§ **Deine Aufgaben**
- 1) Welche Politiker werden im Text über DIE LINKE mit Namen genannt? Zähle alle auf.
- 2) Gib den Abschnitt aus dem Text über DIE LINKE, der mit den Worten „Wie kommt es, dass“ anfängt und mit „ein bisschen selbstverschuldet?“ aufhört, in aktualisierter Form wieder. Setze dabei „in Ostdeutschland“ an die Stelle von „im Osten“.

------ Lesetext ------

Schenkt man der aktuellen Berichterstattung Glauben, droht der Untergang des Abendlandes, falls DIE LINKE in Nordrhein-Westfalen in den Landtag gewählt wird. Ist DIE LINKE in NRW wirklich so anders?

Sollte das Abendland tatsächlich einmal untergehen, dann wohl eher durch die unsoziale Politik von Merkel, Westerwelle, Rüttgers und Konsorten, aber nicht durch DIE LINKE. Wir wollen einen Politikwechsel. Selbstverständlich gehört dazu dann auch, alternative gesellschaftliche Impulse zu senden. Dass das denen nicht passt, die im Land die Reichen noch reicher und die Armen noch ärmer machen, liegt auf der Hand. Und ja, zum Glück sind wir anders. Ich bin gerade deswegen der festen Überzeugung, dass wir den Einzug in den Landtag schaffen, trotz der emsigen Bemühungen der Meinungsmacher.

Wie kommt es, dass DIE LINKE im Osten durchweg akzeptiert wird - teilweise bei Wahlen das beste Ergebnis erzielt, wie in Sachsen-Anhalt bei den letzten Bundestagswahlen - und im Westen behandelt wird, als hätte man es mit Aussätzigen zu tun? Sind das nur die Medien, oder ist das auch ein bisschen selbstverschuldet?

------ Datenübersicht ------

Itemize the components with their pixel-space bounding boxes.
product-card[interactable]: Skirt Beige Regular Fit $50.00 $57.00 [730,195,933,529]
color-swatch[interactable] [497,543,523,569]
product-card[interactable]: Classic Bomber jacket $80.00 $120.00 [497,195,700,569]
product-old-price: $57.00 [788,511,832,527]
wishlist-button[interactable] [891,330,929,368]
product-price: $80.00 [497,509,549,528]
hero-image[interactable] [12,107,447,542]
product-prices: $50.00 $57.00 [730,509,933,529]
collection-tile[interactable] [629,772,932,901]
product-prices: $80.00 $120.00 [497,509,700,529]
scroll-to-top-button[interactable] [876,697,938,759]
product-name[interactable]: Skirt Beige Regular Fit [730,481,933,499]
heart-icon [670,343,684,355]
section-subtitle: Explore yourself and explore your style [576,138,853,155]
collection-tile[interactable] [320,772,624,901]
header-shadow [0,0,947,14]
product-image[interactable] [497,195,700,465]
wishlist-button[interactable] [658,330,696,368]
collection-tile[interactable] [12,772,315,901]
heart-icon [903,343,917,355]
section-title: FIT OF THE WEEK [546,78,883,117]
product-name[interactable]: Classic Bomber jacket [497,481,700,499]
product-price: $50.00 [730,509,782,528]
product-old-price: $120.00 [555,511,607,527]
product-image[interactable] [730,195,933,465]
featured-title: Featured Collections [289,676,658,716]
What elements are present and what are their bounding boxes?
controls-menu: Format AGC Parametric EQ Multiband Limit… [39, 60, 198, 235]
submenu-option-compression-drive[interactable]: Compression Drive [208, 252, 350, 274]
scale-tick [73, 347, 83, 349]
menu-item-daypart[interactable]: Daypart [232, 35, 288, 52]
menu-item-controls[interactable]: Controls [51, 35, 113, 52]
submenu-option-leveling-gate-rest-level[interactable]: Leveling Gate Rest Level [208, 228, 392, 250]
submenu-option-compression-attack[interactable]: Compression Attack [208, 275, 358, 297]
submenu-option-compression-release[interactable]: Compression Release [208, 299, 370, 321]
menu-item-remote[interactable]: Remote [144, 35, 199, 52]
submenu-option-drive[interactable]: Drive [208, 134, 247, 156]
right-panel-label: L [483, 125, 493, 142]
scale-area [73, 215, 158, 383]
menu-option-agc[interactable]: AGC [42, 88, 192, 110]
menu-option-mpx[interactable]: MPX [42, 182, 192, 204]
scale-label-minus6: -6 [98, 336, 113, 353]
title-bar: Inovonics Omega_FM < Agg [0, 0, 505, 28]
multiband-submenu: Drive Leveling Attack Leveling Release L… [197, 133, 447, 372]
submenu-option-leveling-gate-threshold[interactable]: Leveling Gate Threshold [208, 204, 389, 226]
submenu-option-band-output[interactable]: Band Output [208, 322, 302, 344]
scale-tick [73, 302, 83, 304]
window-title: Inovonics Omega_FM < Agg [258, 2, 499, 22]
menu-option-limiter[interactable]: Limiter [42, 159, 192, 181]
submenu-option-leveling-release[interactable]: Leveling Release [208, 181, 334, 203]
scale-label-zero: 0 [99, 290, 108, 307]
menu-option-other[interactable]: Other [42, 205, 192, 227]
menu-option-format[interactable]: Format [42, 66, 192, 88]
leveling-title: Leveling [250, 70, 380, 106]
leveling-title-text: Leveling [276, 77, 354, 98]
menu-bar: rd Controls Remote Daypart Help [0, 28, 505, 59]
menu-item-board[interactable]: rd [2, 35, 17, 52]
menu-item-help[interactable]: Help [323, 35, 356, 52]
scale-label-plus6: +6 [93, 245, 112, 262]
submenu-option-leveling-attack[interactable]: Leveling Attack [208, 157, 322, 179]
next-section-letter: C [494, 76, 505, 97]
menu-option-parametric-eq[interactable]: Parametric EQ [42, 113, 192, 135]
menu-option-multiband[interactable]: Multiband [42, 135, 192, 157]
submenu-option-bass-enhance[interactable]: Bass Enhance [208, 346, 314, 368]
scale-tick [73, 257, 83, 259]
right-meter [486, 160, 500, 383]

------

§ **Lösungen**
- 1) Merkel, Westerwelle, Rüttgers

- 2)
Wie kommt es, dass DIE LINKE in Ostdeutschland durchweg akzeptiert wird - teilweise bei Wahlen das beste Ergebnis erzielt, wie in Sachsen-Anhalt bei den letzten Bundestagswahlen - und im Westen behandelt wird, als hätte man es mit Aussätzigen zu tun? Sind das nur die Medien, oder ist das auch ein bisschen selbstverschuldet?